**** Records for the exercise

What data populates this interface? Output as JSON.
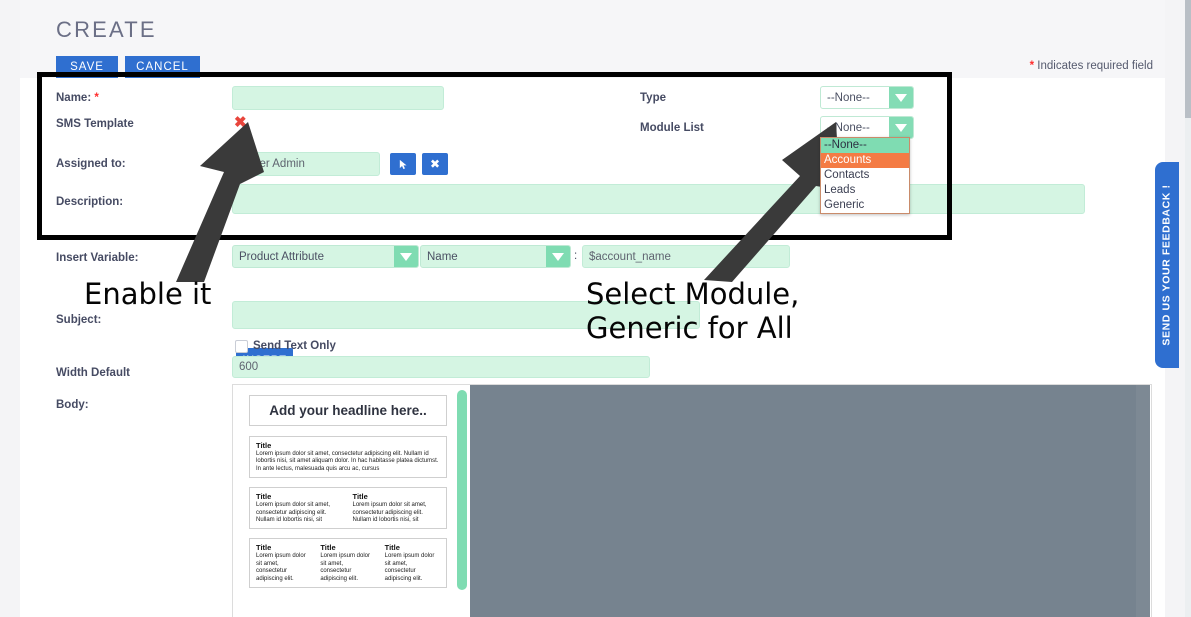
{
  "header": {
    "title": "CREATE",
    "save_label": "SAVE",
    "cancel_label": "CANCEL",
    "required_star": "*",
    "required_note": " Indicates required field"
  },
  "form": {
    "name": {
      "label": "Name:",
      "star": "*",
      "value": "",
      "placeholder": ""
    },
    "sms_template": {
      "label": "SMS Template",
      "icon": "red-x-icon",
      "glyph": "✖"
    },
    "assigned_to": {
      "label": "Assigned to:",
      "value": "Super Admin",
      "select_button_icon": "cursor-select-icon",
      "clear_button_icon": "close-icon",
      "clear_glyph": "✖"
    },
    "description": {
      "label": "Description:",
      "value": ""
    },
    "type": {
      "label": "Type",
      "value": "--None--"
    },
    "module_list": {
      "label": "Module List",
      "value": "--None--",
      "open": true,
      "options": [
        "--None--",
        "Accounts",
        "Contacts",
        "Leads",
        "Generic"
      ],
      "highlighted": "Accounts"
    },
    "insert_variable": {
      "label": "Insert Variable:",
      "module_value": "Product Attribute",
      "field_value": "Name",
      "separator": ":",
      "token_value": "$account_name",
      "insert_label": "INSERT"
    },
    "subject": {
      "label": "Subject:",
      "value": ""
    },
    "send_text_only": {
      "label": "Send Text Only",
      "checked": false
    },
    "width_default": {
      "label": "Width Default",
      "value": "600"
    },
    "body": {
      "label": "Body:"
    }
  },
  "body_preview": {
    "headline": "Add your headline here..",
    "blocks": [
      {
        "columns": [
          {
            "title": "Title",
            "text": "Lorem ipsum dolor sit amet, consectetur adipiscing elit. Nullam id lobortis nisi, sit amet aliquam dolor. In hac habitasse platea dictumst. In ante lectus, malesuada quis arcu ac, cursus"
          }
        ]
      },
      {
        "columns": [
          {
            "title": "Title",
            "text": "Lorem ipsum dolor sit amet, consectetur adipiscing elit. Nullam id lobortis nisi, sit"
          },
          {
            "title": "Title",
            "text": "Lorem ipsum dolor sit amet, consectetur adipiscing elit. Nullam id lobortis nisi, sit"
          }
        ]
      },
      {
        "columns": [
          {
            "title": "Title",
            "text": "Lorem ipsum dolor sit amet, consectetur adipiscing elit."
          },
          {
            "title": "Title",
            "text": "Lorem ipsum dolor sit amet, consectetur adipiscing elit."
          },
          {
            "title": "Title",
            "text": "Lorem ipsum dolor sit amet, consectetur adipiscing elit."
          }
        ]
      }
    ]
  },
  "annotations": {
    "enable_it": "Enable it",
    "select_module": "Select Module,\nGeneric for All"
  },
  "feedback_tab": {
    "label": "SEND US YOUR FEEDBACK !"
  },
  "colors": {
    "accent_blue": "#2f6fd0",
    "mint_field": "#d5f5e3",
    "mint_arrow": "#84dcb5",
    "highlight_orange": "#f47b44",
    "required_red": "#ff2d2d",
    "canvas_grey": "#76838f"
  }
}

********

What is expected - Could you repeat all of the material exactly? Pictures should not be copied.

Result of the task -
What data populates this interface? Output as JSON.
{
  "header": {
    "title": "CREATE",
    "save_label": "SAVE",
    "cancel_label": "CANCEL",
    "required_star": "*",
    "required_note": " Indicates required field"
  },
  "form": {
    "name": {
      "label": "Name:",
      "star": "*",
      "value": "",
      "placeholder": ""
    },
    "sms_template": {
      "label": "SMS Template",
      "icon": "red-x-icon",
      "glyph": "✖"
    },
    "assigned_to": {
      "label": "Assigned to:",
      "value": "Super Admin",
      "select_button_icon": "cursor-select-icon",
      "clear_button_icon": "close-icon",
      "clear_glyph": "✖"
    },
    "description": {
      "label": "Description:",
      "value": ""
    },
    "type": {
      "label": "Type",
      "value": "--None--"
    },
    "module_list": {
      "label": "Module List",
      "value": "--None--",
      "open": true,
      "options": [
        "--None--",
        "Accounts",
        "Contacts",
        "Leads",
        "Generic"
      ],
      "highlighted": "Accounts"
    },
    "insert_variable": {
      "label": "Insert Variable:",
      "module_value": "Product Attribute",
      "field_value": "Name",
      "separator": ":",
      "token_value": "$account_name",
      "insert_label": "INSERT"
    },
    "subject": {
      "label": "Subject:",
      "value": ""
    },
    "send_text_only": {
      "label": "Send Text Only",
      "checked": false
    },
    "width_default": {
      "label": "Width Default",
      "value": "600"
    },
    "body": {
      "label": "Body:"
    }
  },
  "body_preview": {
    "headline": "Add your headline here..",
    "blocks": [
      {
        "columns": [
          {
            "title": "Title",
            "text": "Lorem ipsum dolor sit amet, consectetur adipiscing elit. Nullam id lobortis nisi, sit amet aliquam dolor. In hac habitasse platea dictumst. In ante lectus, malesuada quis arcu ac, cursus"
          }
        ]
      },
      {
        "columns": [
          {
            "title": "Title",
            "text": "Lorem ipsum dolor sit amet, consectetur adipiscing elit. Nullam id lobortis nisi, sit"
          },
          {
            "title": "Title",
            "text": "Lorem ipsum dolor sit amet, consectetur adipiscing elit. Nullam id lobortis nisi, sit"
          }
        ]
      },
      {
        "columns": [
          {
            "title": "Title",
            "text": "Lorem ipsum dolor sit amet, consectetur adipiscing elit."
          },
          {
            "title": "Title",
            "text": "Lorem ipsum dolor sit amet, consectetur adipiscing elit."
          },
          {
            "title": "Title",
            "text": "Lorem ipsum dolor sit amet, consectetur adipiscing elit."
          }
        ]
      }
    ]
  },
  "annotations": {
    "enable_it": "Enable it",
    "select_module": "Select Module,\nGeneric for All"
  },
  "feedback_tab": {
    "label": "SEND US YOUR FEEDBACK !"
  },
  "colors": {
    "accent_blue": "#2f6fd0",
    "mint_field": "#d5f5e3",
    "mint_arrow": "#84dcb5",
    "highlight_orange": "#f47b44",
    "required_red": "#ff2d2d",
    "canvas_grey": "#76838f"
  }
}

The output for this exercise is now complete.